DATASET EXTRACT:
+---+
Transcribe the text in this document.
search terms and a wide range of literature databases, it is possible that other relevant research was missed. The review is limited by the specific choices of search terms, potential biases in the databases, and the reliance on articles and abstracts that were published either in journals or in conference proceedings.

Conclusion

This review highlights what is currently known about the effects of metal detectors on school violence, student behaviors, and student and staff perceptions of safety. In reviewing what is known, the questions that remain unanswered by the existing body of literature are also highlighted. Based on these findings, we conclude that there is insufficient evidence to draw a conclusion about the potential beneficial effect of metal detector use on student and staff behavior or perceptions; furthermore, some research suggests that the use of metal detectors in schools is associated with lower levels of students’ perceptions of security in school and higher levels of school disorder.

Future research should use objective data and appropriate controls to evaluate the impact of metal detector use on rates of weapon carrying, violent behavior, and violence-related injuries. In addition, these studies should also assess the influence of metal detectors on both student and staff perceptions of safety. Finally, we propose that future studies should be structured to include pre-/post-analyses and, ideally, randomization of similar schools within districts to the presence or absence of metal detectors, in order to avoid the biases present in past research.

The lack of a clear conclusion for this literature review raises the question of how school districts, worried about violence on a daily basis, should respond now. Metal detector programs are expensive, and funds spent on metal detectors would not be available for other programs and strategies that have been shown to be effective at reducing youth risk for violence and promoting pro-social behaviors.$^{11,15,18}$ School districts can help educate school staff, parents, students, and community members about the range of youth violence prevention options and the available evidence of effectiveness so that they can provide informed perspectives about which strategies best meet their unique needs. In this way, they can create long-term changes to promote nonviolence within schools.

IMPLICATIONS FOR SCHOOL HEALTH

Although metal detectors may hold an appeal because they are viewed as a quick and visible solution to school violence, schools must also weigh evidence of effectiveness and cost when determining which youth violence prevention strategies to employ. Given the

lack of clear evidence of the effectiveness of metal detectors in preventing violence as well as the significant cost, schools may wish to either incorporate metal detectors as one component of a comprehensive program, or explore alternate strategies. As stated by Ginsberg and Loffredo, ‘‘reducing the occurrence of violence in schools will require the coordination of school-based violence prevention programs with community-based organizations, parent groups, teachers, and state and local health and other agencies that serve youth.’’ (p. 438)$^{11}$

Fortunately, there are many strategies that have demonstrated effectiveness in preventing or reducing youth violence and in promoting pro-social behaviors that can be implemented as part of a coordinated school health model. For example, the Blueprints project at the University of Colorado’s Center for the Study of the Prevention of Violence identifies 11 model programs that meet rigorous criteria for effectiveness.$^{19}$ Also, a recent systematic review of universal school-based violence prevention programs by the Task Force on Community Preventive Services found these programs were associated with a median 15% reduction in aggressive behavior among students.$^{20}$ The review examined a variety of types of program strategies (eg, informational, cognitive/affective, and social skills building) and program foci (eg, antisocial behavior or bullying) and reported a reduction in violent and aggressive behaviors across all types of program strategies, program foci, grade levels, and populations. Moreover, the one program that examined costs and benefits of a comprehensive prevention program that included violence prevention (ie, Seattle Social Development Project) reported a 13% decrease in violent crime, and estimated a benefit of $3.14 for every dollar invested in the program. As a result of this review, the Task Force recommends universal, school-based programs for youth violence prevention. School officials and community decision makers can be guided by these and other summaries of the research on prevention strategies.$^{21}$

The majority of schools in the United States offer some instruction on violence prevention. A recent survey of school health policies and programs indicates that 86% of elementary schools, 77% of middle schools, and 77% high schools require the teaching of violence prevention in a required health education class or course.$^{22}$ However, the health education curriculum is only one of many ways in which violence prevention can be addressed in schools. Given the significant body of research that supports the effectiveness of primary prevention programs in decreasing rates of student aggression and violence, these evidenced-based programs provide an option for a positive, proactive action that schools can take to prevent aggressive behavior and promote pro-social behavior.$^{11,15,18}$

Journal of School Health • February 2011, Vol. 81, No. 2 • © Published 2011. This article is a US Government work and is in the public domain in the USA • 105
+---+
GIVEN EXERCISE: Return the whole listing exactly, with every line included.

EXPECTED OUTPUT:
Transcribe the text in this document.
search terms and a wide range of literature databases, it is possible that other relevant research was missed. The review is limited by the specific choices of search terms, potential biases in the databases, and the reliance on articles and abstracts that were published either in journals or in conference proceedings.

Conclusion

This review highlights what is currently known about the effects of metal detectors on school violence, student behaviors, and student and staff perceptions of safety. In reviewing what is known, the questions that remain unanswered by the existing body of literature are also highlighted. Based on these findings, we conclude that there is insufficient evidence to draw a conclusion about the potential beneficial effect of metal detector use on student and staff behavior or perceptions; furthermore, some research suggests that the use of metal detectors in schools is associated with lower levels of students’ perceptions of security in school and higher levels of school disorder.

Future research should use objective data and appropriate controls to evaluate the impact of metal detector use on rates of weapon carrying, violent behavior, and violence-related injuries. In addition, these studies should also assess the influence of metal detectors on both student and staff perceptions of safety. Finally, we propose that future studies should be structured to include pre-/post-analyses and, ideally, randomization of similar schools within districts to the presence or absence of metal detectors, in order to avoid the biases present in past research.

The lack of a clear conclusion for this literature review raises the question of how school districts, worried about violence on a daily basis, should respond now. Metal detector programs are expensive, and funds spent on metal detectors would not be available for other programs and strategies that have been shown to be effective at reducing youth risk for violence and promoting pro-social behaviors.$^{11,15,18}$ School districts can help educate school staff, parents, students, and community members about the range of youth violence prevention options and the available evidence of effectiveness so that they can provide informed perspectives about which strategies best meet their unique needs. In this way, they can create long-term changes to promote nonviolence within schools.

IMPLICATIONS FOR SCHOOL HEALTH

Although metal detectors may hold an appeal because they are viewed as a quick and visible solution to school violence, schools must also weigh evidence of effectiveness and cost when determining which youth violence prevention strategies to employ. Given the

lack of clear evidence of the effectiveness of metal detectors in preventing violence as well as the significant cost, schools may wish to either incorporate metal detectors as one component of a comprehensive program, or explore alternate strategies. As stated by Ginsberg and Loffredo, ‘‘reducing the occurrence of violence in schools will require the coordination of school-based violence prevention programs with community-based organizations, parent groups, teachers, and state and local health and other agencies that serve youth.’’ (p. 438)$^{11}$

Fortunately, there are many strategies that have demonstrated effectiveness in preventing or reducing youth violence and in promoting pro-social behaviors that can be implemented as part of a coordinated school health model. For example, the Blueprints project at the University of Colorado’s Center for the Study of the Prevention of Violence identifies 11 model programs that meet rigorous criteria for effectiveness.$^{19}$ Also, a recent systematic review of universal school-based violence prevention programs by the Task Force on Community Preventive Services found these programs were associated with a median 15% reduction in aggressive behavior among students.$^{20}$ The review examined a variety of types of program strategies (eg, informational, cognitive/affective, and social skills building) and program foci (eg, antisocial behavior or bullying) and reported a reduction in violent and aggressive behaviors across all types of program strategies, program foci, grade levels, and populations. Moreover, the one program that examined costs and benefits of a comprehensive prevention program that included violence prevention (ie, Seattle Social Development Project) reported a 13% decrease in violent crime, and estimated a benefit of $3.14 for every dollar invested in the program. As a result of this review, the Task Force recommends universal, school-based programs for youth violence prevention. School officials and community decision makers can be guided by these and other summaries of the research on prevention strategies.$^{21}$

The majority of schools in the United States offer some instruction on violence prevention. A recent survey of school health policies and programs indicates that 86% of elementary schools, 77% of middle schools, and 77% high schools require the teaching of violence prevention in a required health education class or course.$^{22}$ However, the health education curriculum is only one of many ways in which violence prevention can be addressed in schools. Given the significant body of research that supports the effectiveness of primary prevention programs in decreasing rates of student aggression and violence, these evidenced-based programs provide an option for a positive, proactive action that schools can take to prevent aggressive behavior and promote pro-social behavior.$^{11,15,18}$

Journal of School Health • February 2011, Vol. 81, No. 2 • © Published 2011. This article is a US Government work and is in the public domain in the USA • 105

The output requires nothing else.